== What you need to do ==
Wherever the word "nghiÖp" turns up in a line of the entries, copy that line.

(Data records)
━━━━━━━━━━

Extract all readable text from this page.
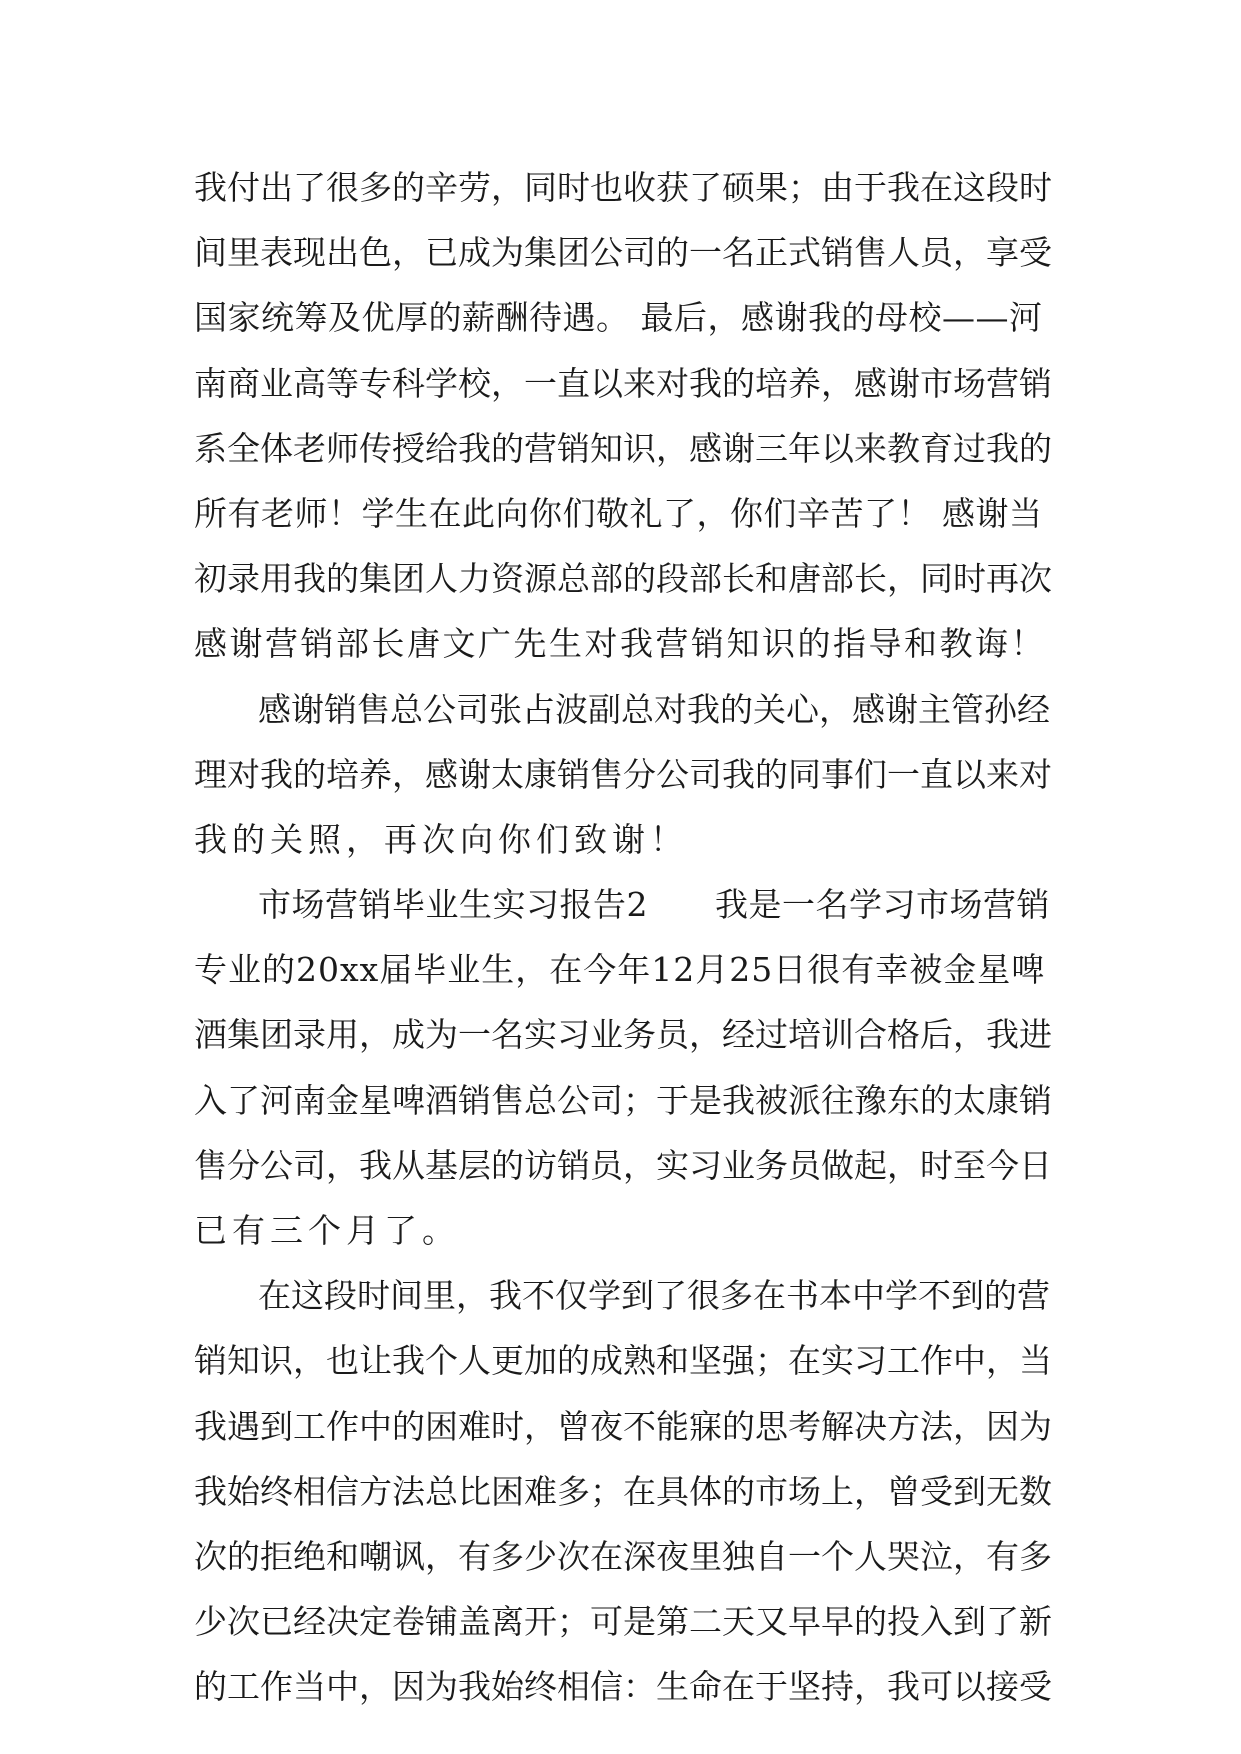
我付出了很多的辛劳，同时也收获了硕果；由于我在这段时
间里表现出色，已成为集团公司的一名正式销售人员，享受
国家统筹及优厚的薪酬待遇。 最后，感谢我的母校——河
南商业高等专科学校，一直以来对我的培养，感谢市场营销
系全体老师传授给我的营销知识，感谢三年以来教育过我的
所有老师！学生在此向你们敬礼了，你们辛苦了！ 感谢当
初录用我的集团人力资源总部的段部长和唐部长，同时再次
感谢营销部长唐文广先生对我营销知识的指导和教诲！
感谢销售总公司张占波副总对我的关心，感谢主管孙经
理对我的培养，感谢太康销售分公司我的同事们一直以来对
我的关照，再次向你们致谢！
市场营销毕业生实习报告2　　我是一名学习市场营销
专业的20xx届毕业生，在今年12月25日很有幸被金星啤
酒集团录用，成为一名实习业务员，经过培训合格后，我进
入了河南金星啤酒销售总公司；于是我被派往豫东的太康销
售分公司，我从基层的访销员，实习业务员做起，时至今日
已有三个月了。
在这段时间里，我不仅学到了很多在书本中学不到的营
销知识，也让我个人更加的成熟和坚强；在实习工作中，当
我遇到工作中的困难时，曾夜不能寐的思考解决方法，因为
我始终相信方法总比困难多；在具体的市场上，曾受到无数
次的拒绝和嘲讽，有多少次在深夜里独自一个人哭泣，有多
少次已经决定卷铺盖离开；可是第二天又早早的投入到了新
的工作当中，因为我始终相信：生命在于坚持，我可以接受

━━━━━━━━━━

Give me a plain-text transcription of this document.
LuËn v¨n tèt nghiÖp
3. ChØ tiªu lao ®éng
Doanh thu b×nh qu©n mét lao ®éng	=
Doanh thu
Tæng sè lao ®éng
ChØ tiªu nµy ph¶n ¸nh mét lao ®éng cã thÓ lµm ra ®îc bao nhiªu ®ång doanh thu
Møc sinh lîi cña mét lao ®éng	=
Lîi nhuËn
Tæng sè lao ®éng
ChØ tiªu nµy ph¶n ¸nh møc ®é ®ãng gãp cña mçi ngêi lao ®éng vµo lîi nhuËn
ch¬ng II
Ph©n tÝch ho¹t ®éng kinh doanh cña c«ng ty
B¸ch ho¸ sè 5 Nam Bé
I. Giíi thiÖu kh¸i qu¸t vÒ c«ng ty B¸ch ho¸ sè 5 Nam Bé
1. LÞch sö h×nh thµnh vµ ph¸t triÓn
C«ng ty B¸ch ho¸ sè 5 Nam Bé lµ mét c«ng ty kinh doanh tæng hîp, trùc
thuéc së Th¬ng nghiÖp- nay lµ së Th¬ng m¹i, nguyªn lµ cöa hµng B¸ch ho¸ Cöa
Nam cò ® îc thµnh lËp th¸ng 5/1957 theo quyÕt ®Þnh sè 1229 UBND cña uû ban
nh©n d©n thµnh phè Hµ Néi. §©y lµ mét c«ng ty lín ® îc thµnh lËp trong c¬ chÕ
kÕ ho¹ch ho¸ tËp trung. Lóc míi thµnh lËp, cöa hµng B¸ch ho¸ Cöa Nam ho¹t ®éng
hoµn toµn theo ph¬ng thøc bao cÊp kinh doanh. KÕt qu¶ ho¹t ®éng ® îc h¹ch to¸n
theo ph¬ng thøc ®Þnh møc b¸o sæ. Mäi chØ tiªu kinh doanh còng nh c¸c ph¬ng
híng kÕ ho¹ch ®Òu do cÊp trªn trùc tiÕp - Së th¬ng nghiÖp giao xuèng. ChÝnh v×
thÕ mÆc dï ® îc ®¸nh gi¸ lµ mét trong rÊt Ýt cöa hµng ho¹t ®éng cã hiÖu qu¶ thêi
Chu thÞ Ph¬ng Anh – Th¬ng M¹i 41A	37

━━━━━━━━━━

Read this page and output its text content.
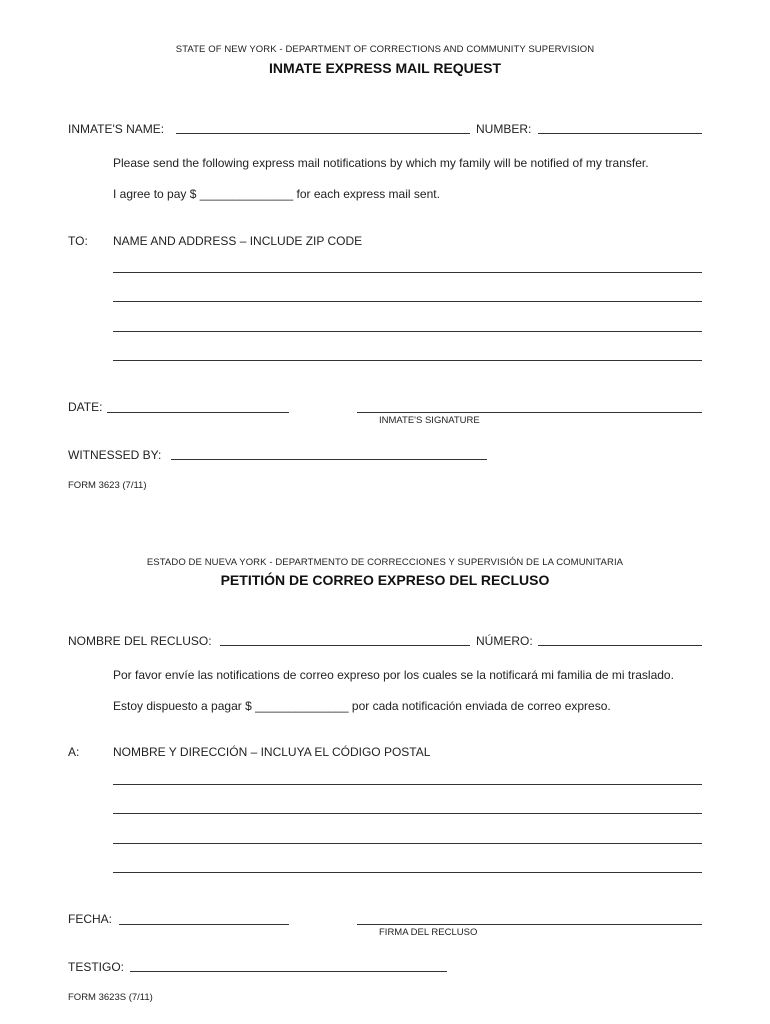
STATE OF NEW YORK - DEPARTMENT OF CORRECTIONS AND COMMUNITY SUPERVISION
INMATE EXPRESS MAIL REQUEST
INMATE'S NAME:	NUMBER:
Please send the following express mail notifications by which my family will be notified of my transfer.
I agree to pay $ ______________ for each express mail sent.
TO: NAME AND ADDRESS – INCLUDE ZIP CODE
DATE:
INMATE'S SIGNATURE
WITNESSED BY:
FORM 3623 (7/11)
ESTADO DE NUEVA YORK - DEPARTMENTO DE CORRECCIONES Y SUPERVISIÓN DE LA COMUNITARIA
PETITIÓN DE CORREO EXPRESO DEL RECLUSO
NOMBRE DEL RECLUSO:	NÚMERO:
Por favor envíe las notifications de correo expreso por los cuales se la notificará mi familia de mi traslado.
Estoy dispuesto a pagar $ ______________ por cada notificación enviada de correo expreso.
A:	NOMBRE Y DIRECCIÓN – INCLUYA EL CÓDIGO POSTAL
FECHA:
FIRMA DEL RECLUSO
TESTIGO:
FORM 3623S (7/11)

━━━━━━━━━━

== Answer to this exercise ==
LuËn v¨n tèt nghiÖp
thuéc së Th¬ng nghiÖp- nay lµ së Th¬ng m¹i, nguyªn lµ cöa hµng B¸ch ho¸ Cöa
híng kÕ ho¹ch ®Òu do cÊp trªn trùc tiÕp - Së th¬ng nghiÖp giao xuèng. ChÝnh v×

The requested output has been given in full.